======== Entries supplied

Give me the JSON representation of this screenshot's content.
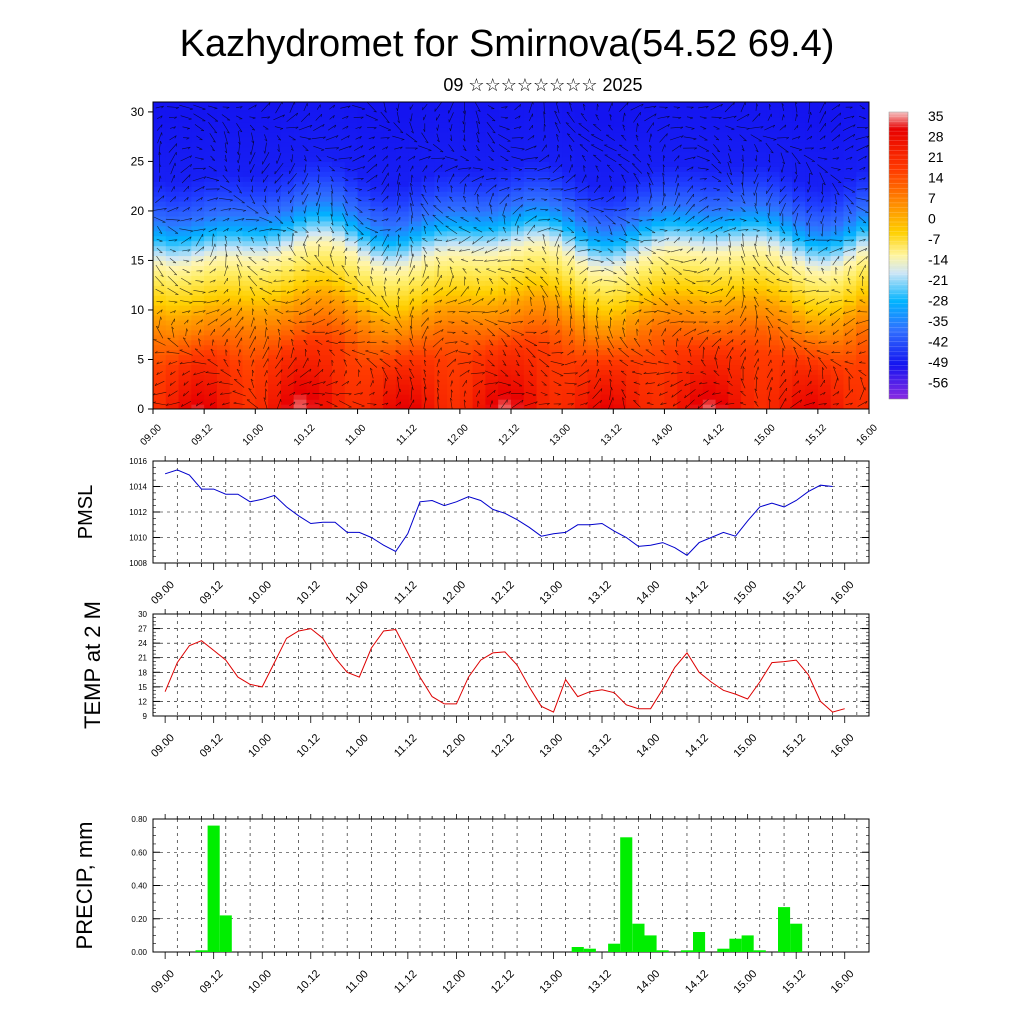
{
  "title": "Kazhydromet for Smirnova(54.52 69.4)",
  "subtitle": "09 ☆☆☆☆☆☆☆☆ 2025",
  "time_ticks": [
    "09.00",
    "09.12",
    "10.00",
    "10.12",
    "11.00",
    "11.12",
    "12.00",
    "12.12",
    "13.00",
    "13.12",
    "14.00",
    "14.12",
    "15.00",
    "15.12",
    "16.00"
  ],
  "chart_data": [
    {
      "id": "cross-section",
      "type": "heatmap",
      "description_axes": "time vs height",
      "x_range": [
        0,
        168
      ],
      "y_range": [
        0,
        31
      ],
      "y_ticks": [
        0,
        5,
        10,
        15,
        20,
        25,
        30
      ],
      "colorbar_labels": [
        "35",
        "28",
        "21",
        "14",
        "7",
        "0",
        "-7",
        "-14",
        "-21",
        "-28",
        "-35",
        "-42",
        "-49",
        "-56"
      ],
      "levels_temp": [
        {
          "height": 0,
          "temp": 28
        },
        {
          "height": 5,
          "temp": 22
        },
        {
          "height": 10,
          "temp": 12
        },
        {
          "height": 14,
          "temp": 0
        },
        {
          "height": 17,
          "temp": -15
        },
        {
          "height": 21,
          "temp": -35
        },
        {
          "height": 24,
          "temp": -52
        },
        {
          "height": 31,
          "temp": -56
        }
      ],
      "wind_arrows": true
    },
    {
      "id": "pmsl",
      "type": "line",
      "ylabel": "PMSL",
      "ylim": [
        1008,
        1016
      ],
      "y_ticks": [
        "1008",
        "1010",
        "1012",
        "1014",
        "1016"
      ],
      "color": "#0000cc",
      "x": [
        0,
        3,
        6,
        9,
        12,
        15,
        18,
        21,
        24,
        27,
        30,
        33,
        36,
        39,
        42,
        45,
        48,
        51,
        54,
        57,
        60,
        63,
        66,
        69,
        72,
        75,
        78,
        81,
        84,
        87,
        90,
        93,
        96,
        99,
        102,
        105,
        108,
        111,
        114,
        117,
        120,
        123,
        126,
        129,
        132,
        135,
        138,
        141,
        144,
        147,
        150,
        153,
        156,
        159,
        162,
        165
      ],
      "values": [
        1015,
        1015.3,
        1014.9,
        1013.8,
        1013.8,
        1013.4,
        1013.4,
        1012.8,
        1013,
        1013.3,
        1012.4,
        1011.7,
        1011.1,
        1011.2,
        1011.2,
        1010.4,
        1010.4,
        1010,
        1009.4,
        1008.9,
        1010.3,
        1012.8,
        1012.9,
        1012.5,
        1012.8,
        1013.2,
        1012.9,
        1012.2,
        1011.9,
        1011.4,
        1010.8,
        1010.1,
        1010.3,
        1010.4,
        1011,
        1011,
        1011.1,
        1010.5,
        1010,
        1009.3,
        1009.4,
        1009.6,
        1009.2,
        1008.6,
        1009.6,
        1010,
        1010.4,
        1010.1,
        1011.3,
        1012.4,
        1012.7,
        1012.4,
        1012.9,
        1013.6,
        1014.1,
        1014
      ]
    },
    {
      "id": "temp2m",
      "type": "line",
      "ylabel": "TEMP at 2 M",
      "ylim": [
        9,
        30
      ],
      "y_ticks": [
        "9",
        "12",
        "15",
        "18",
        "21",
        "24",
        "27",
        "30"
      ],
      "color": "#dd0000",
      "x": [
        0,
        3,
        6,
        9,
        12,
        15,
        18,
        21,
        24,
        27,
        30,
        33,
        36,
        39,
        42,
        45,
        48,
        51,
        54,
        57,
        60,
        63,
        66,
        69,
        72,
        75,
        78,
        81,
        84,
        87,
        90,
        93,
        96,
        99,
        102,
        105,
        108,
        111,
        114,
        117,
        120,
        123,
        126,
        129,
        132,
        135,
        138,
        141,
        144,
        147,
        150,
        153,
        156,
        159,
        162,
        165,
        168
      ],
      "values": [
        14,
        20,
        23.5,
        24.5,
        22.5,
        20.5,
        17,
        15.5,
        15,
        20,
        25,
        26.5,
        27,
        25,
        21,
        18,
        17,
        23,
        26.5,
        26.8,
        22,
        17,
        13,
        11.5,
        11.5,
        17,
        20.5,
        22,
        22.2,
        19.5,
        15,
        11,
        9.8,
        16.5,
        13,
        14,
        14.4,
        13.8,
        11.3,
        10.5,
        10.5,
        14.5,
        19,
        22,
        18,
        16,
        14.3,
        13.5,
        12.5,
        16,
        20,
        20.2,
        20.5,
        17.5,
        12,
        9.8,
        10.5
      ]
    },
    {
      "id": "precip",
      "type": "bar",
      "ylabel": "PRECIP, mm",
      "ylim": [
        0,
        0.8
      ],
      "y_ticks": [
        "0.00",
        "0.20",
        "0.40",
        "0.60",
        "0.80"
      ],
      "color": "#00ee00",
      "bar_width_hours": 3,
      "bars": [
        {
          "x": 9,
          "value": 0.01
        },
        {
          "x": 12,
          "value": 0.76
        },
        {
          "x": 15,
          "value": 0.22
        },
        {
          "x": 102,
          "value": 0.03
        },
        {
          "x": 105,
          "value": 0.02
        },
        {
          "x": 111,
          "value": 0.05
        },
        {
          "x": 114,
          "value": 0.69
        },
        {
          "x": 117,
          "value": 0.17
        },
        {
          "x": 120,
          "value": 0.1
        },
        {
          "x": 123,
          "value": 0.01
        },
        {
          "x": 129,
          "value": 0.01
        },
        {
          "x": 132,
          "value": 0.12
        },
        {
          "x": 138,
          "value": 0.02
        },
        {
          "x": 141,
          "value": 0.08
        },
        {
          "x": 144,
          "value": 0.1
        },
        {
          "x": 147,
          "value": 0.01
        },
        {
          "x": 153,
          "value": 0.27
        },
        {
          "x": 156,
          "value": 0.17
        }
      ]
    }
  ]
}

================

> [Aim]: Gather every line containing the word "ylabel" and copy it.

> [Answer to the problem]:
      "ylabel": "PMSL",
      "ylabel": "TEMP at 2 M",
      "ylabel": "PRECIP, mm",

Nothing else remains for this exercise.